**MATERIAL TO PROCESS**
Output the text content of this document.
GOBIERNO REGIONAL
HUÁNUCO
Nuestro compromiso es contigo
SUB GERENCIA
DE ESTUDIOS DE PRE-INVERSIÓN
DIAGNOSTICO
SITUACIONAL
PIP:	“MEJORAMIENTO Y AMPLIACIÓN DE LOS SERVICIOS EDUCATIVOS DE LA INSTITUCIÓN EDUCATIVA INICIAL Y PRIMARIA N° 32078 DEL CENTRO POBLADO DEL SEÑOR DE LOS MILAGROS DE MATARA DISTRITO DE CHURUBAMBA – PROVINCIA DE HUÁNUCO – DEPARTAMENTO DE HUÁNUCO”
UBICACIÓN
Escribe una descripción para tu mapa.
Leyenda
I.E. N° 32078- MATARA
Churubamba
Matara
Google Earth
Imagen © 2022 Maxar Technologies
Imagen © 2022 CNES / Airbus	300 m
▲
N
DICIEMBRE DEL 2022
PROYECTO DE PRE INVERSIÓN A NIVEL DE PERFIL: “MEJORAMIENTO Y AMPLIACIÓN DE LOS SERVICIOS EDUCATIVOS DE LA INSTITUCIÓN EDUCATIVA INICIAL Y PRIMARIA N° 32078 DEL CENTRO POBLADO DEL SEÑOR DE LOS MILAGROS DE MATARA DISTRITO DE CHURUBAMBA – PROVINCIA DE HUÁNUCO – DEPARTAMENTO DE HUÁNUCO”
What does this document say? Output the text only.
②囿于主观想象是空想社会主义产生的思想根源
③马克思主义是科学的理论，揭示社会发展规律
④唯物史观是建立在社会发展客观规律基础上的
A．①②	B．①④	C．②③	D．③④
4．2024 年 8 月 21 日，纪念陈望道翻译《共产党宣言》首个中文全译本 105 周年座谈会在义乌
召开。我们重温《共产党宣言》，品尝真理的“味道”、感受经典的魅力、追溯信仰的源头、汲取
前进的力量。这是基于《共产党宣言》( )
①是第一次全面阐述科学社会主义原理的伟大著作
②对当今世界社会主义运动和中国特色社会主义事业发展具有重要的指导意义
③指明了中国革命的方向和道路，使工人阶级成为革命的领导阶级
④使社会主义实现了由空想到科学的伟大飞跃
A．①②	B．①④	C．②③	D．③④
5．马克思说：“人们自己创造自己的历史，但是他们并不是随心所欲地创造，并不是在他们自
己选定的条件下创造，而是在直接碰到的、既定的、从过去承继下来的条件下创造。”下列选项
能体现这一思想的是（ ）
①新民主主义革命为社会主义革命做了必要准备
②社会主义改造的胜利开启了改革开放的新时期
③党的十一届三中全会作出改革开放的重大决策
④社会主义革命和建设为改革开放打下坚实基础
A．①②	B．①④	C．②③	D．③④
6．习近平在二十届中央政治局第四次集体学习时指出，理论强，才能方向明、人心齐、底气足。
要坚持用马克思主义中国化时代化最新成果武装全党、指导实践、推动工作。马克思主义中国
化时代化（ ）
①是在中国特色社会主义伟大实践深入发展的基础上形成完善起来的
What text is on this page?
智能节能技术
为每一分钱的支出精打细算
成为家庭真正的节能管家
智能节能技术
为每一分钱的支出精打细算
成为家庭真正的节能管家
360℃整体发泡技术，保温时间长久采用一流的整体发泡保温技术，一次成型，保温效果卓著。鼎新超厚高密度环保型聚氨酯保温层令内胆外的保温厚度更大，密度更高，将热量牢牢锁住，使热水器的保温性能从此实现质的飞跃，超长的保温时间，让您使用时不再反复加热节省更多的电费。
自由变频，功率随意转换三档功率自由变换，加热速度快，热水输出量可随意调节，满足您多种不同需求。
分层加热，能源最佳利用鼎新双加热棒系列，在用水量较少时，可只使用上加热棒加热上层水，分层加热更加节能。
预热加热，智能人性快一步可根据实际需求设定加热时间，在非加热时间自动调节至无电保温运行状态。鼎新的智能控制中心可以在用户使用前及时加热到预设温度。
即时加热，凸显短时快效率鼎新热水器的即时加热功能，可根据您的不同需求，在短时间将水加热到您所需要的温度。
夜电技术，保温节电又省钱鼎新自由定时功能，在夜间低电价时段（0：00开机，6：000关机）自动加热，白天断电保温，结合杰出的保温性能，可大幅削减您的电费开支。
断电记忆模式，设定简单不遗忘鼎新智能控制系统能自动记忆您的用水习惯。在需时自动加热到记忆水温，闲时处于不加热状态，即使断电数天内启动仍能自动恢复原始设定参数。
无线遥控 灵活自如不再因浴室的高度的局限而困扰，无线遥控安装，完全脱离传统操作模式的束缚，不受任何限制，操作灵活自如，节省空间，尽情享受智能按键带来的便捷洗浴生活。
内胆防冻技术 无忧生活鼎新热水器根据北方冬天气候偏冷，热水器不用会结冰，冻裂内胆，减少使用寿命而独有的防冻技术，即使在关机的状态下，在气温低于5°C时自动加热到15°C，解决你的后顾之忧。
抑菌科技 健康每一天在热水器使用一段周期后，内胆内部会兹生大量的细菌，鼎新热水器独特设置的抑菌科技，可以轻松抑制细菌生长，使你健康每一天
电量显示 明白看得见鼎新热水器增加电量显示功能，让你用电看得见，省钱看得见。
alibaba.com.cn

**WRITTEN INSTRUCTION**
Search the material above for "共产党宣言". Pull out each line where it shows up.

**PROBLEM SOLUTION**
4．2024 年 8 月 21 日，纪念陈望道翻译《共产党宣言》首个中文全译本 105 周年座谈会在义乌
召开。我们重温《共产党宣言》，品尝真理的“味道”、感受经典的魅力、追溯信仰的源头、汲取
前进的力量。这是基于《共产党宣言》( )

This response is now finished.